TASK DIRECTIONS
Write every record out again exactly, and keep images out of it.

— start of THE DATA —

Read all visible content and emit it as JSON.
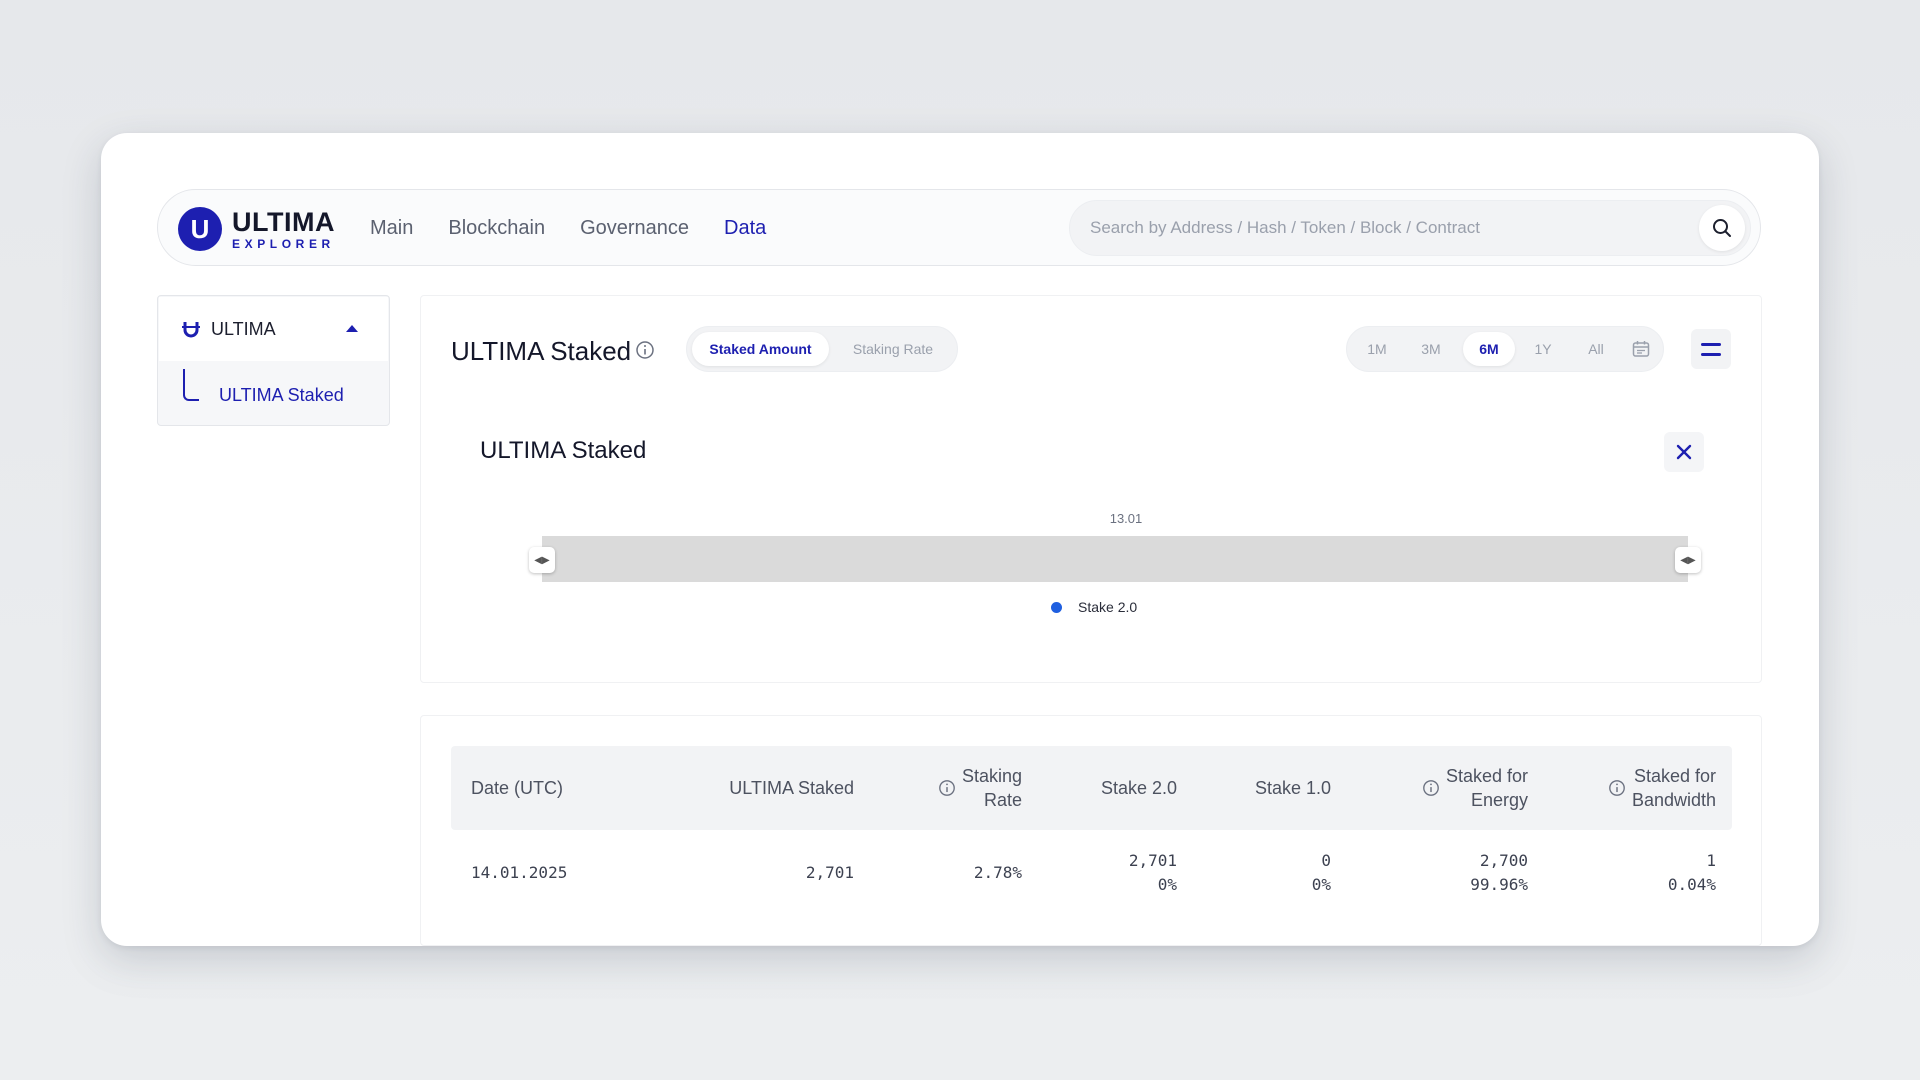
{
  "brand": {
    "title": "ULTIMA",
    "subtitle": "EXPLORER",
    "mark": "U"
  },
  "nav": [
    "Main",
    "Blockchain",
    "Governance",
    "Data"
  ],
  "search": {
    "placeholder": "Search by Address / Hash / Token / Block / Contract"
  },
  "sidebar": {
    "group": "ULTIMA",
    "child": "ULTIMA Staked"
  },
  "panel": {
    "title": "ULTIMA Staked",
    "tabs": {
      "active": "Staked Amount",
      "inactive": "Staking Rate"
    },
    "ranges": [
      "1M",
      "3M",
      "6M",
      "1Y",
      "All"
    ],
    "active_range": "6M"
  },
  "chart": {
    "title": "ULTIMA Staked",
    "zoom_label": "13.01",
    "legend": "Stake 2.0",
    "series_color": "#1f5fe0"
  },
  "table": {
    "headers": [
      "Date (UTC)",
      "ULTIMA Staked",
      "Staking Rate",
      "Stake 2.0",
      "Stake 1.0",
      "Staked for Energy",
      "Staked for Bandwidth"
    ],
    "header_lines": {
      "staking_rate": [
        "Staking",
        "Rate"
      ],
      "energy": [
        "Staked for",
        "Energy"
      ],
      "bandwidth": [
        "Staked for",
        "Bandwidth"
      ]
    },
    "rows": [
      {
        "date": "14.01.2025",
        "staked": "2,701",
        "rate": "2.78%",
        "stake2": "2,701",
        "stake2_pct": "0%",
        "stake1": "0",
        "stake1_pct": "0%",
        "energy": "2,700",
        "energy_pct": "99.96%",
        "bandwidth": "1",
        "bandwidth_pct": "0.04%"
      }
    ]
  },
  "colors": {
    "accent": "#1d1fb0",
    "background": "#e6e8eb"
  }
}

— end of THE DATA —

WRITTEN ANSWER
Read all visible content and emit it as JSON.
{
  "brand": {
    "title": "ULTIMA",
    "subtitle": "EXPLORER",
    "mark": "U"
  },
  "nav": [
    "Main",
    "Blockchain",
    "Governance",
    "Data"
  ],
  "search": {
    "placeholder": "Search by Address / Hash / Token / Block / Contract"
  },
  "sidebar": {
    "group": "ULTIMA",
    "child": "ULTIMA Staked"
  },
  "panel": {
    "title": "ULTIMA Staked",
    "tabs": {
      "active": "Staked Amount",
      "inactive": "Staking Rate"
    },
    "ranges": [
      "1M",
      "3M",
      "6M",
      "1Y",
      "All"
    ],
    "active_range": "6M"
  },
  "chart": {
    "title": "ULTIMA Staked",
    "zoom_label": "13.01",
    "legend": "Stake 2.0",
    "series_color": "#1f5fe0"
  },
  "table": {
    "headers": [
      "Date (UTC)",
      "ULTIMA Staked",
      "Staking Rate",
      "Stake 2.0",
      "Stake 1.0",
      "Staked for Energy",
      "Staked for Bandwidth"
    ],
    "header_lines": {
      "staking_rate": [
        "Staking",
        "Rate"
      ],
      "energy": [
        "Staked for",
        "Energy"
      ],
      "bandwidth": [
        "Staked for",
        "Bandwidth"
      ]
    },
    "rows": [
      {
        "date": "14.01.2025",
        "staked": "2,701",
        "rate": "2.78%",
        "stake2": "2,701",
        "stake2_pct": "0%",
        "stake1": "0",
        "stake1_pct": "0%",
        "energy": "2,700",
        "energy_pct": "99.96%",
        "bandwidth": "1",
        "bandwidth_pct": "0.04%"
      }
    ]
  },
  "colors": {
    "accent": "#1d1fb0",
    "background": "#e6e8eb"
  }
}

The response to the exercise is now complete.